- **PROBLEM REQUIREMENTS**:
Reproduce each line of the entries below word for word, changing nothing.

- **EXERCISE INPUT**:
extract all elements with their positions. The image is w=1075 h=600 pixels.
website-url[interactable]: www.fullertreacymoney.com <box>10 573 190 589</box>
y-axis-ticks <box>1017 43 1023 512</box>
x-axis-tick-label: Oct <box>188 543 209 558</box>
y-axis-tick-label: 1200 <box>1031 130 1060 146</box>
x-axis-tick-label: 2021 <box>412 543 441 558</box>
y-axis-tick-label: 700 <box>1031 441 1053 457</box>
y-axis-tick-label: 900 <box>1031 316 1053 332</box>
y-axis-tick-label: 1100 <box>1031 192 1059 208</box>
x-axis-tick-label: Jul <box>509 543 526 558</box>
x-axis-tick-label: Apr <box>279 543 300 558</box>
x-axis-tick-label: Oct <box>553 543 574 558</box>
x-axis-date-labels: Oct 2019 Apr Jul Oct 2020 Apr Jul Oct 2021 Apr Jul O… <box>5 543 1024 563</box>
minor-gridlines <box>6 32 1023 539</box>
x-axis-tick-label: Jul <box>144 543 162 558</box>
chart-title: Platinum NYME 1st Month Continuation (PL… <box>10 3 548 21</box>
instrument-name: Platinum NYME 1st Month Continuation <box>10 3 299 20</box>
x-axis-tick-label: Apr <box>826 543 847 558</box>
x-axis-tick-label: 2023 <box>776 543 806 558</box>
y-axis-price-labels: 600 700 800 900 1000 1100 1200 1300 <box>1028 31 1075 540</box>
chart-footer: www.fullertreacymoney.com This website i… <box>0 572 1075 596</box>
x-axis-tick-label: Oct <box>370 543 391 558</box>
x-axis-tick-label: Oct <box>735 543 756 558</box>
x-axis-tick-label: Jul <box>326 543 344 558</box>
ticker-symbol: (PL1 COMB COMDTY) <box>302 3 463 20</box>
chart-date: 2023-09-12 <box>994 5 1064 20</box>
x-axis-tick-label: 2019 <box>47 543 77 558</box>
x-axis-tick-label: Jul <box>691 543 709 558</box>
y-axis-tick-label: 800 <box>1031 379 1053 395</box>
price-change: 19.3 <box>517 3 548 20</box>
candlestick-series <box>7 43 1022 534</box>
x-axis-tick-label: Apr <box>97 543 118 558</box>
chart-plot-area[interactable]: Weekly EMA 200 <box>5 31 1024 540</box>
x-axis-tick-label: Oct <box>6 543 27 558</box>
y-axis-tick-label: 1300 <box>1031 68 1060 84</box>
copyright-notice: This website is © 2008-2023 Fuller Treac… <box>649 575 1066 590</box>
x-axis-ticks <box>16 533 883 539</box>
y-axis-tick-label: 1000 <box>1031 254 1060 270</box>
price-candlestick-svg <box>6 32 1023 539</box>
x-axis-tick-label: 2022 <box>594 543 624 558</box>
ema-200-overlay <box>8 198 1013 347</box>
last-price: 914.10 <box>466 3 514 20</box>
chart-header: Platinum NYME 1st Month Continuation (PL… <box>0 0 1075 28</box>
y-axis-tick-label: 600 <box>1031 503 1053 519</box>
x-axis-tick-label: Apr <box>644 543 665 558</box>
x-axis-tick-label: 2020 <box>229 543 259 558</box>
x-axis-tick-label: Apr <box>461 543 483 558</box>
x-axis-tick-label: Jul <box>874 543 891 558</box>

- **RESULT**:
extract all elements with their positions. The image is w=1075 h=600 pixels.
website-url[interactable]: www.fullertreacymoney.com <box>10 573 190 589</box>
y-axis-ticks <box>1017 43 1023 512</box>
x-axis-tick-label: Oct <box>188 543 209 558</box>
y-axis-tick-label: 1200 <box>1031 130 1060 146</box>
x-axis-tick-label: 2021 <box>412 543 441 558</box>
y-axis-tick-label: 700 <box>1031 441 1053 457</box>
y-axis-tick-label: 900 <box>1031 316 1053 332</box>
y-axis-tick-label: 1100 <box>1031 192 1059 208</box>
x-axis-tick-label: Jul <box>509 543 526 558</box>
x-axis-tick-label: Apr <box>279 543 300 558</box>
x-axis-tick-label: Oct <box>553 543 574 558</box>
x-axis-date-labels: Oct 2019 Apr Jul Oct 2020 Apr Jul Oct 2021 Apr Jul O… <box>5 543 1024 563</box>
minor-gridlines <box>6 32 1023 539</box>
x-axis-tick-label: Jul <box>144 543 162 558</box>
chart-title: Platinum NYME 1st Month Continuation (PL… <box>10 3 548 21</box>
instrument-name: Platinum NYME 1st Month Continuation <box>10 3 299 20</box>
x-axis-tick-label: Apr <box>826 543 847 558</box>
x-axis-tick-label: 2023 <box>776 543 806 558</box>
y-axis-price-labels: 600 700 800 900 1000 1100 1200 1300 <box>1028 31 1075 540</box>
chart-footer: www.fullertreacymoney.com This website i… <box>0 572 1075 596</box>
x-axis-tick-label: Oct <box>370 543 391 558</box>
x-axis-tick-label: Oct <box>735 543 756 558</box>
x-axis-tick-label: Jul <box>326 543 344 558</box>
ticker-symbol: (PL1 COMB COMDTY) <box>302 3 463 20</box>
chart-date: 2023-09-12 <box>994 5 1064 20</box>
x-axis-tick-label: 2019 <box>47 543 77 558</box>
x-axis-tick-label: Jul <box>691 543 709 558</box>
y-axis-tick-label: 800 <box>1031 379 1053 395</box>
price-change: 19.3 <box>517 3 548 20</box>
candlestick-series <box>7 43 1022 534</box>
x-axis-tick-label: Apr <box>97 543 118 558</box>
chart-plot-area[interactable]: Weekly EMA 200 <box>5 31 1024 540</box>
x-axis-tick-label: Oct <box>6 543 27 558</box>
y-axis-tick-label: 1300 <box>1031 68 1060 84</box>
copyright-notice: This website is © 2008-2023 Fuller Treac… <box>649 575 1066 590</box>
x-axis-ticks <box>16 533 883 539</box>
y-axis-tick-label: 1000 <box>1031 254 1060 270</box>
price-candlestick-svg <box>6 32 1023 539</box>
x-axis-tick-label: 2022 <box>594 543 624 558</box>
ema-200-overlay <box>8 198 1013 347</box>
last-price: 914.10 <box>466 3 514 20</box>
chart-header: Platinum NYME 1st Month Continuation (PL… <box>0 0 1075 28</box>
y-axis-tick-label: 600 <box>1031 503 1053 519</box>
x-axis-tick-label: Apr <box>644 543 665 558</box>
x-axis-tick-label: 2020 <box>229 543 259 558</box>
x-axis-tick-label: Apr <box>461 543 483 558</box>
x-axis-tick-label: Jul <box>874 543 891 558</box>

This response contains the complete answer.